START Source passage

Economists, Not Politicians, Should Lead on Immigration Reform


Politicians have debated and promised the reduction of illegal immigration and stronger border policies for decades. Today, the government is finally open, having been closed for over three weeks over a border wall that has prompted presidential overreach. The arguments against immigration—that immigration reduces jobs for Americans, that they are dangerous, and that they abuse the welfare state—have stayed stagnant. It is puzzling to try and understand the existence of such disdain for immigrants, especially when the majority of those arguments against immigration are proven incorrect by economic and other scholarly studies. When immigration is mentioned, many Americans lose human compassion and focus on the economy or the effects on current citizens. It's important to put aside partisan politics and determine if the positive impacts of immigration outweigh the negative.

Based on several studies and previous immigration policy, “kicking out” immigrants does not raise wages for American workers and hurts the economy. In 1962, President Lyndon B. Johnson and a Democratic Congress ended a temporary Bracero Program, that allowed millions of Mexican workers to work in the U.S. agriculture industry temporarily during the later years of World War II, when native workers became the soldiers fighting in Europe and Asia and left labor void at home. The initial idea behind the program’s termination was to reduce immigrant labor and raise working conditions for U.S. citizen farm workers, as well as to increase native wages and the amount of jobs in the economy. The real effect, however, was that the labor demand for undocumented workers decreased due to rising wages for native workers coming home to work similar, if not the same jobs. The agricultural industry started to become more automated. The thing to note here is that the majority of jobs taken by undocumented immigrants are labor intensive and many Americans are not willing to work them for the price immigrants would. According to a study by Dartmouth labor economists Ethan G. Lewis and Michael E. Clements, the “bracero exclusion failed to raise wages or substantially raise employment for domestic workers in the sector.”

END Source passage
START Data lines

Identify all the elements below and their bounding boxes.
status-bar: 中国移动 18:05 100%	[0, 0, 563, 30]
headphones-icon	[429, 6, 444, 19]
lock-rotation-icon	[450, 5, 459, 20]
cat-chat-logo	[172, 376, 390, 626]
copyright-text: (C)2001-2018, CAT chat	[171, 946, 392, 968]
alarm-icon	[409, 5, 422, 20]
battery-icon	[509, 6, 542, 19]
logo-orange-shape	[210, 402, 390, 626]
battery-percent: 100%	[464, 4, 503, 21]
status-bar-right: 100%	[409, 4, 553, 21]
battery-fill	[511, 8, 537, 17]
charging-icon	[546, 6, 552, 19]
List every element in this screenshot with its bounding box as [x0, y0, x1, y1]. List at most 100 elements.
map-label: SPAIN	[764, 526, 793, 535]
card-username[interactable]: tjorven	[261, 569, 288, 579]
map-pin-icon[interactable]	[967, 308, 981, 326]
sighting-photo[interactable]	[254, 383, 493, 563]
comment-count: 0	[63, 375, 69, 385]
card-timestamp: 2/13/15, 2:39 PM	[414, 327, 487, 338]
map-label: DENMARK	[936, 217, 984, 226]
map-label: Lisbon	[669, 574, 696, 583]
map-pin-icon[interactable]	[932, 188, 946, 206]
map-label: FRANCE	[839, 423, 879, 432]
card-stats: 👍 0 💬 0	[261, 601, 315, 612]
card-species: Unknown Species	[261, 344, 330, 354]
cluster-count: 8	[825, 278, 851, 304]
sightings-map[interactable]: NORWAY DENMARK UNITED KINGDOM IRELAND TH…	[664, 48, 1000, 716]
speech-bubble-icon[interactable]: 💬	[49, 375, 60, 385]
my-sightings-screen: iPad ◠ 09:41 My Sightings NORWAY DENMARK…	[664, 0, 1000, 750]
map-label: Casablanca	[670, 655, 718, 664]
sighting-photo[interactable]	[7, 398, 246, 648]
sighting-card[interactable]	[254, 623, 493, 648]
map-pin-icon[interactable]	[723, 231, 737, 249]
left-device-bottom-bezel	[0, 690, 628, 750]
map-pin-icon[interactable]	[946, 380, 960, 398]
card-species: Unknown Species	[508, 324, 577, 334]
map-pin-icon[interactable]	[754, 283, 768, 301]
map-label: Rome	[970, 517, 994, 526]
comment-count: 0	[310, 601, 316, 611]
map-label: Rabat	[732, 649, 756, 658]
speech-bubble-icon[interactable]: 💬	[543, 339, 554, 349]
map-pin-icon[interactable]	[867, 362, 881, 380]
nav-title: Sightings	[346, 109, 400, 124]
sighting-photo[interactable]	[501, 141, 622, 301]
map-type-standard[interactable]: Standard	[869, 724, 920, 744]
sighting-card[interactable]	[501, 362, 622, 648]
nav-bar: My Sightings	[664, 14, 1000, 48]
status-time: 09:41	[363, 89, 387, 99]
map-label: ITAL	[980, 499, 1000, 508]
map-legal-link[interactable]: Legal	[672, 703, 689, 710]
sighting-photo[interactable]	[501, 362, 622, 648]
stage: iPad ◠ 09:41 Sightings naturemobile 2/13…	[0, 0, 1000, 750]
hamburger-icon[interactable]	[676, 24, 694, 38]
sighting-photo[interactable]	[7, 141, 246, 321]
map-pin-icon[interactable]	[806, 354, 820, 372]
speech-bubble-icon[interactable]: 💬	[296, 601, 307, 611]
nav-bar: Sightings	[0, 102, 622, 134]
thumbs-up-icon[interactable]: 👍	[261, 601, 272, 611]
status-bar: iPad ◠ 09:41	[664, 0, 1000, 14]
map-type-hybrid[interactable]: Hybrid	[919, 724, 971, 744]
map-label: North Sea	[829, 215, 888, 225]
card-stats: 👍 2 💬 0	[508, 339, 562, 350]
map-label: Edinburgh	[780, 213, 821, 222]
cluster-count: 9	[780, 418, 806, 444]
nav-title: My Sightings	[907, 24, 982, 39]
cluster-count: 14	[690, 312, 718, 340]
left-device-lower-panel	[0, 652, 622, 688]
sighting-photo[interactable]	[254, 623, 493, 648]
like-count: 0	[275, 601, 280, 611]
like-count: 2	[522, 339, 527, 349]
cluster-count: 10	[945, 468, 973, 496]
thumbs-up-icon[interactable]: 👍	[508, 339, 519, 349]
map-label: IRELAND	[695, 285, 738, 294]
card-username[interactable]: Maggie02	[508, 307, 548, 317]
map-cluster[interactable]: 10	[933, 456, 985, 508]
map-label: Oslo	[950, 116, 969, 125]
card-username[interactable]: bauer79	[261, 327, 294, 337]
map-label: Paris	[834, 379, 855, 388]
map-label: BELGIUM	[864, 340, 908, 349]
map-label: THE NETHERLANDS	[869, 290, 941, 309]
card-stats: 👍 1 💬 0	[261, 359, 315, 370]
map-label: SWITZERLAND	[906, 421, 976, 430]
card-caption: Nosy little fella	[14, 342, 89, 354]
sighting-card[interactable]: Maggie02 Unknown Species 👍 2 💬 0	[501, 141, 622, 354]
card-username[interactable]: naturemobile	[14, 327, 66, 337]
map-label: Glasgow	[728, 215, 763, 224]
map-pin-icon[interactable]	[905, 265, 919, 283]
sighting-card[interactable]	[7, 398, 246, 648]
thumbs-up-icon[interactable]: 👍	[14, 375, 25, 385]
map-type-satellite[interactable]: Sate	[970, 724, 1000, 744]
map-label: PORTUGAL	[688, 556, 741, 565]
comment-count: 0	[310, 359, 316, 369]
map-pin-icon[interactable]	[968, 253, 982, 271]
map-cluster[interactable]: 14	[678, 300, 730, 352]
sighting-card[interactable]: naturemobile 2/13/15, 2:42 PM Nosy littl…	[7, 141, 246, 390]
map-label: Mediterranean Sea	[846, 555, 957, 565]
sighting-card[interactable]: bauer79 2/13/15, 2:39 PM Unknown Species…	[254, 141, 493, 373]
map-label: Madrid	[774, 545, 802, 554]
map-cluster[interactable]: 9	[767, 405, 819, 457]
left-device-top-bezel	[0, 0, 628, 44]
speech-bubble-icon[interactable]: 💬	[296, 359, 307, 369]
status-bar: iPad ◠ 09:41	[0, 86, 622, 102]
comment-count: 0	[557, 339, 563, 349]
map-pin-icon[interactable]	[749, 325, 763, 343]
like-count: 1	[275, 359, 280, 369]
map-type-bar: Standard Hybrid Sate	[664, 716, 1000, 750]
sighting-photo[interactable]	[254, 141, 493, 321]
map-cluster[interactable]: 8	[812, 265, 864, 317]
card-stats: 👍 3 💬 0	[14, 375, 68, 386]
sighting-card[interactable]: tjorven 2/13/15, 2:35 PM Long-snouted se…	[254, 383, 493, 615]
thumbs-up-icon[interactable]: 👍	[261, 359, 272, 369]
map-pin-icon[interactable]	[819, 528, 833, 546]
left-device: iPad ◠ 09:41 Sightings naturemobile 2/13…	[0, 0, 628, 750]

END Data lines

• [List of tasks]:
1 - List the arguments against immigration that the immigration reform passage says have stayed stagnant.
2 - Carry on the immigration reform passage from its last sentence.

• [Answers given]:
1 -
- Immigration reduces jobs for Americans.
- Immigrants are dangerous.
- Immigrants abuse the welfare state.

2 -
Another study by economists Mette Foged and Giovanni Peri studied the effect of an influx of immigrants from 1991-2008 on the labor market of Denmark. Foged and Peri found that the immigrants, distributed randomly across Denmark, were forced to take “manual intensive” jobs. The affect immigrants had on the labor market for native-born workers, was that workers increased their “mobility toward more complex occupations” increasing their wages and human capital in the economy. Even the Cato Institute found that immigration has a small long-run effect on wages. There is no doubt that lesser-educated Americans will be the most impacted by immigration, but based on Peri’s study, there is no significant effect on the opportunity for native workers to get jobs. Another study by Peri and Sparber found that lesser-educated workers tend to occupy manufacturing and mining jobs whereas undocumented immigrants fill service and agriculture jobs.

From the Chinese Exclusion Act to the Gentlemen's Agreement, the stance of many politicians and therefore their policies has been that immigrants steal American jobs. In reality, Immigrants create more jobs and add more to the economy than politicians say they take away. Immigrants actually drive entrepreneurship and economic growth. According to The Kauffman Foundation, immigrants started 28.5 percent of all new businesses in 2014 and 25 percent in 2018. In fact, immigrants are twice as likely to start independent businesses than native-born citizens are. Immigrants represent roughly 15 percent of the U.S. workforce, but make up a quarter of all entrepreneurs and investors. The Brookings Institute concluded that the average fiscal burden of an immigrant is $16,000, but second and third generation immigrants have a net contribution of roughly $1,700 based on the average flow of taxes, education benefits, and the cost of public goods including defense, local aid, foreign aid, and state spending. This study also finds that undocumented immigrants as a group have a larger positive fiscal impact than other immigrants because of their age structure. Additionally, undocumented immigrants are not eligible to receive benefits from programs such as the Deferred Action for Childhood Arrivals Program or a temporary visa program. Furthermore, immigrants drive economic growth by buying American goods and working in American businesses (and creating their own) and subsequently increase output. Their collective role leads to an increase in a country’s overall standard of living, and higher wages for native workers.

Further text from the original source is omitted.